**Task requirements:**
Copy out each line that includes the word "Large".
::::::
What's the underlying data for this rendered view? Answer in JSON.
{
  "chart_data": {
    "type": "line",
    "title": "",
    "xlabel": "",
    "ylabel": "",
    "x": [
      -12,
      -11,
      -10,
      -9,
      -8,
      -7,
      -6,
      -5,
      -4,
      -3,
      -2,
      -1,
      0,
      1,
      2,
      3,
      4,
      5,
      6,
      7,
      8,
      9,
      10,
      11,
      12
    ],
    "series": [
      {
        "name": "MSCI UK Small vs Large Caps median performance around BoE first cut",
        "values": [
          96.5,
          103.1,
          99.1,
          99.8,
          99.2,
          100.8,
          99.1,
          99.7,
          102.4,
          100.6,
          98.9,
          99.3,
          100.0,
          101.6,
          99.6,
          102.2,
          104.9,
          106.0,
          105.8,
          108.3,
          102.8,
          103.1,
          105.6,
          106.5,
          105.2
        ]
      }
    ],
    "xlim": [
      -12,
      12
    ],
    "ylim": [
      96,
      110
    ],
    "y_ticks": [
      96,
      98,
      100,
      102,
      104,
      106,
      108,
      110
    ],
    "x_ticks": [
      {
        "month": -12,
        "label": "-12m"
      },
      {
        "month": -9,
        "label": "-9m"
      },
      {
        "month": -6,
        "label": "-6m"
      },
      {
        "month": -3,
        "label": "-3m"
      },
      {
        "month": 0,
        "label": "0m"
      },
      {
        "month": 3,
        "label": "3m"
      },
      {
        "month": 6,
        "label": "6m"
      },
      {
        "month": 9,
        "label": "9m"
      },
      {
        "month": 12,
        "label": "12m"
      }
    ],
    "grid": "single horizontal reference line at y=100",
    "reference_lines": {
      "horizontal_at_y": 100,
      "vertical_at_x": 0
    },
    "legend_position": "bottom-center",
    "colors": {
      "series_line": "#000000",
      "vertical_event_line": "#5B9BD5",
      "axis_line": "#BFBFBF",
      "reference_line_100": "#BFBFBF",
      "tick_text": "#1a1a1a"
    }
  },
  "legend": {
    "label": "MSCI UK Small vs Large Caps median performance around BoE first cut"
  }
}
::::::
**Problem solution:**
        "name": "MSCI UK Small vs Large Caps median performance around BoE first cut",
    "label": "MSCI UK Small vs Large Caps median performance around BoE first cut"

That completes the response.